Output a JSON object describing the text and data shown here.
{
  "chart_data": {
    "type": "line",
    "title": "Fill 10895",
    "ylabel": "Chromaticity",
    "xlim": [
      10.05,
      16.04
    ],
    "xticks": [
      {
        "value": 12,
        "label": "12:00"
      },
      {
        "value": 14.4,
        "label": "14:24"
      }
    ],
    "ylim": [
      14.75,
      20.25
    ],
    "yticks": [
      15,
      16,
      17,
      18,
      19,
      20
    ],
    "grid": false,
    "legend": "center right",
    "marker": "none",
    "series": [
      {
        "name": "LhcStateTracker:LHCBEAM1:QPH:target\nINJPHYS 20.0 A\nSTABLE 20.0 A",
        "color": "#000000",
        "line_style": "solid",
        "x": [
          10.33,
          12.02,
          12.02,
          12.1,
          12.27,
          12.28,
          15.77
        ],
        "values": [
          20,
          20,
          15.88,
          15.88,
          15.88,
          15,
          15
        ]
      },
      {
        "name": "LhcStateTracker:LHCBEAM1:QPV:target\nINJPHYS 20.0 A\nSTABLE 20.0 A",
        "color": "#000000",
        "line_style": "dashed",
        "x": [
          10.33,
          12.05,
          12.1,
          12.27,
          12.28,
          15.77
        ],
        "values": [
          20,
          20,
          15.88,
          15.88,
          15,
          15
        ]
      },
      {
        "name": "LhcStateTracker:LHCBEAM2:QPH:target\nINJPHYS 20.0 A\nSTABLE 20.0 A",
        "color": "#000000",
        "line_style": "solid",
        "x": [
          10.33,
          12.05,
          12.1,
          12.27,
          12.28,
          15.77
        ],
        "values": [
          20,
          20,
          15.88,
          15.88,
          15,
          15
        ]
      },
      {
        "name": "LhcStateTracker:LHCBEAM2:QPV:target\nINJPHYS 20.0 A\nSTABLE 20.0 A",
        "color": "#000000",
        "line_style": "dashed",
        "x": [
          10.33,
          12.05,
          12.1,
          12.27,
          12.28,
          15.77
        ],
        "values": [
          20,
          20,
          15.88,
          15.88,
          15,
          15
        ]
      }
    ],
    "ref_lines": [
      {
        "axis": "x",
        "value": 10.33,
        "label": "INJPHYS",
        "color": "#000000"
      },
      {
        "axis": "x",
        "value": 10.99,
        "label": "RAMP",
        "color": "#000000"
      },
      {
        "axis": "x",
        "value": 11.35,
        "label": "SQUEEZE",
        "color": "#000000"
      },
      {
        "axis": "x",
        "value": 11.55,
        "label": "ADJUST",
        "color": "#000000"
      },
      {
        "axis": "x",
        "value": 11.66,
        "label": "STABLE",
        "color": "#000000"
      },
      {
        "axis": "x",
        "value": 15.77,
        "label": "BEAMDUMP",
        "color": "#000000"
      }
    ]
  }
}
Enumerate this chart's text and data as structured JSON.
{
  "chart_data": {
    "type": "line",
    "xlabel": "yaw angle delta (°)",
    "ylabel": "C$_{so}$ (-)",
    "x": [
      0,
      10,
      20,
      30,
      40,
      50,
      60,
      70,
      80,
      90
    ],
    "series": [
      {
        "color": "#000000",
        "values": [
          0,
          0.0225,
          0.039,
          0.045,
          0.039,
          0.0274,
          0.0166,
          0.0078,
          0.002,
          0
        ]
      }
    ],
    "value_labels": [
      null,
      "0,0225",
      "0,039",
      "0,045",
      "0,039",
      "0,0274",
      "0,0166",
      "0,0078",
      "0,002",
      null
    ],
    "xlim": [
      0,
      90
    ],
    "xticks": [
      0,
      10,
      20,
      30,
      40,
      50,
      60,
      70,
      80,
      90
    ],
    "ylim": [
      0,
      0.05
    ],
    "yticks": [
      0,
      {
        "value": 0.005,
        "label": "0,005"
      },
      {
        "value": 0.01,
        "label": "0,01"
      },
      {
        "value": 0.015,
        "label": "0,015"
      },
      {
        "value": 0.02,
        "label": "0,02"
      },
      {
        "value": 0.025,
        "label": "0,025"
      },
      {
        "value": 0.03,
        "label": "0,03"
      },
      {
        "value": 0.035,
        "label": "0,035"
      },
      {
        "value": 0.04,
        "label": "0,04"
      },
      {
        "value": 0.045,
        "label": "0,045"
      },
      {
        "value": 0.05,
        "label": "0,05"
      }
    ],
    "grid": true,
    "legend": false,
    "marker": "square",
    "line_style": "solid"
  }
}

WHAT YOU HAVE TO DO — Search the listing above for the string "name". Copy every line that contains it.

THE COMPLETED TASK —
        "name": "LhcStateTracker:LHCBEAM1:QPH:target\nINJPHYS 20.0 A\nSTABLE 20.0 A",
        "name": "LhcStateTracker:LHCBEAM1:QPV:target\nINJPHYS 20.0 A\nSTABLE 20.0 A",
        "name": "LhcStateTracker:LHCBEAM2:QPH:target\nINJPHYS 20.0 A\nSTABLE 20.0 A",
        "name": "LhcStateTracker:LHCBEAM2:QPV:target\nINJPHYS 20.0 A\nSTABLE 20.0 A",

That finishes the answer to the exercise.